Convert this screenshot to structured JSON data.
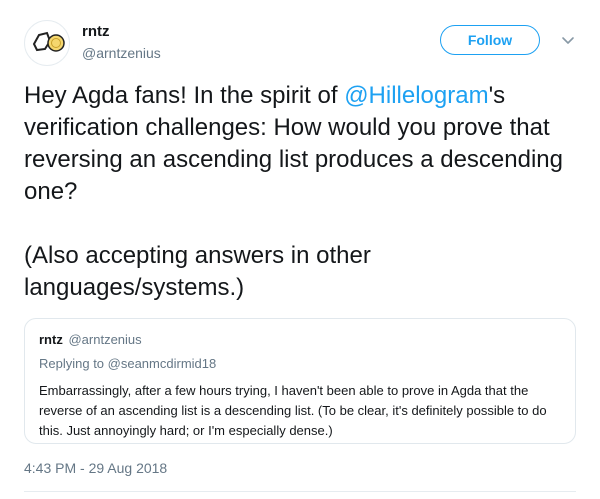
{
  "author": {
    "name": "rntz",
    "handle": "@arntzenius",
    "avatar_icon": "avatar-logo"
  },
  "follow": {
    "label": "Follow"
  },
  "menu": {
    "icon": "chevron-down-icon"
  },
  "tweet": {
    "text_before": "Hey Agda fans! In the spirit of ",
    "mention": "@Hillelogram",
    "text_after": "'s verification challenges: How would you prove that reversing an ascending list produces a descending one?",
    "second_paragraph": "(Also accepting answers in other languages/systems.)"
  },
  "quoted": {
    "name": "rntz",
    "handle": "@arntzenius",
    "replying_to": "Replying to @seanmcdirmid18",
    "body": "Embarrassingly, after a few hours trying, I haven't been able to prove in Agda that the reverse of an ascending list is a descending list. (To be clear, it's definitely possible to do this. Just annoyingly hard; or I'm especially dense.)"
  },
  "timestamp": "4:43 PM - 29 Aug 2018",
  "colors": {
    "accent": "#1da1f2",
    "secondary_text": "#657786",
    "border": "#e1e8ed"
  }
}
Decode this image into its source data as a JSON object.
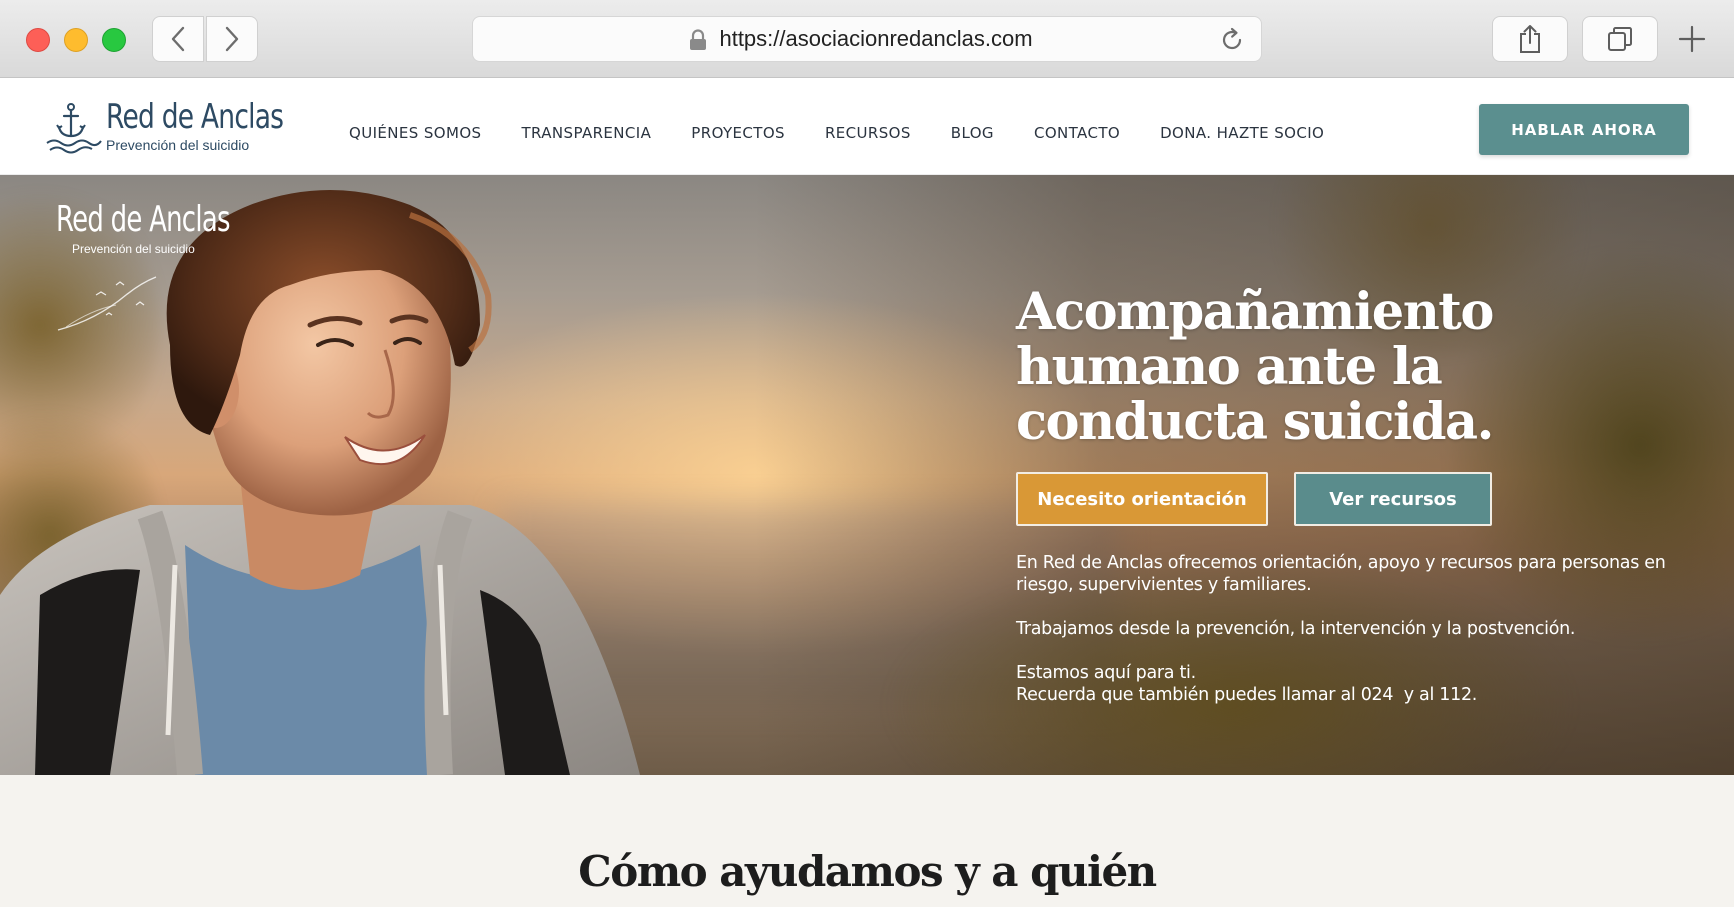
{
  "browser": {
    "url": "https://asociacionredanclas.com"
  },
  "header": {
    "logo_title": "Red de Anclas",
    "logo_subtitle": "Prevención del suicidio",
    "nav": [
      "QUIÉNES SOMOS",
      "TRANSPARENCIA",
      "PROYECTOS",
      "RECURSOS",
      "BLOG",
      "CONTACTO",
      "DONA. HAZTE SOCIO"
    ],
    "cta": "HABLAR AHORA"
  },
  "hero": {
    "overlay_logo_title": "Red de Anclas",
    "overlay_logo_subtitle": "Prevención del suicidio",
    "title": "Acompañamiento humano ante la conducta suicida.",
    "button_primary": "Necesito orientación",
    "button_secondary": "Ver recursos",
    "paragraph_1": "En Red de Anclas ofrecemos orientación, apoyo y recursos para personas en riesgo, supervivientes y familiares.",
    "paragraph_2": "Trabajamos desde la prevención, la intervención y la postvención.",
    "paragraph_3_line_1": "Estamos aquí para ti.",
    "paragraph_3_line_2": "Recuerda que también puedes llamar al 024  y al 112."
  },
  "section": {
    "title": "Cómo ayudamos y a quién"
  },
  "colors": {
    "brand_navy": "#2d4a63",
    "teal": "#5b8f8f",
    "orange": "#d99836"
  }
}
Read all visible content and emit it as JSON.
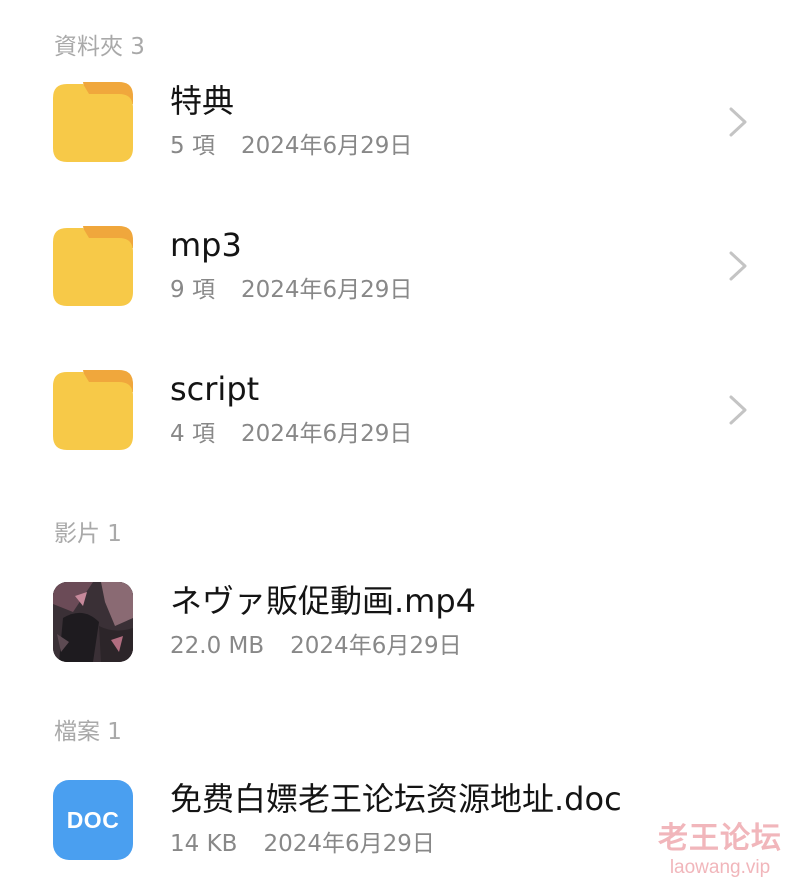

Written instruction. Repeat all of the records verbatim, leaving out the pictures.

Task output.
Convert this screenshot to structured JSON data.
{
  "author": {
    "name": "rntz",
    "handle": "@arntzenius",
    "avatar_icon": "avatar-logo"
  },
  "follow": {
    "label": "Follow"
  },
  "menu": {
    "icon": "chevron-down-icon"
  },
  "tweet": {
    "text_before": "Hey Agda fans! In the spirit of ",
    "mention": "@Hillelogram",
    "text_after": "'s verification challenges: How would you prove that reversing an ascending list produces a descending one?",
    "second_paragraph": "(Also accepting answers in other languages/systems.)"
  },
  "quoted": {
    "name": "rntz",
    "handle": "@arntzenius",
    "replying_to": "Replying to @seanmcdirmid18",
    "body": "Embarrassingly, after a few hours trying, I haven't been able to prove in Agda that the reverse of an ascending list is a descending list. (To be clear, it's definitely possible to do this. Just annoyingly hard; or I'm especially dense.)"
  },
  "timestamp": "4:43 PM - 29 Aug 2018",
  "colors": {
    "accent": "#1da1f2",
    "secondary_text": "#657786",
    "border": "#e1e8ed"
  }
}
Decode this image into its source data as a JSON object.
{
  "browser": {
    "url": "https://asociacionredanclas.com"
  },
  "header": {
    "logo_title": "Red de Anclas",
    "logo_subtitle": "Prevención del suicidio",
    "nav": [
      "QUIÉNES SOMOS",
      "TRANSPARENCIA",
      "PROYECTOS",
      "RECURSOS",
      "BLOG",
      "CONTACTO",
      "DONA. HAZTE SOCIO"
    ],
    "cta": "HABLAR AHORA"
  },
  "hero": {
    "overlay_logo_title": "Red de Anclas",
    "overlay_logo_subtitle": "Prevención del suicidio",
    "title": "Acompañamiento humano ante la conducta suicida.",
    "button_primary": "Necesito orientación",
    "button_secondary": "Ver recursos",
    "paragraph_1": "En Red de Anclas ofrecemos orientación, apoyo y recursos para personas en riesgo, supervivientes y familiares.",
    "paragraph_2": "Trabajamos desde la prevención, la intervención y la postvención.",
    "paragraph_3_line_1": "Estamos aquí para ti.",
    "paragraph_3_line_2": "Recuerda que también puedes llamar al 024  y al 112."
  },
  "section": {
    "title": "Cómo ayudamos y a quién"
  },
  "colors": {
    "brand_navy": "#2d4a63",
    "teal": "#5b8f8f",
    "orange": "#d99836"
  }
}
Read all visible content and emit it as JSON.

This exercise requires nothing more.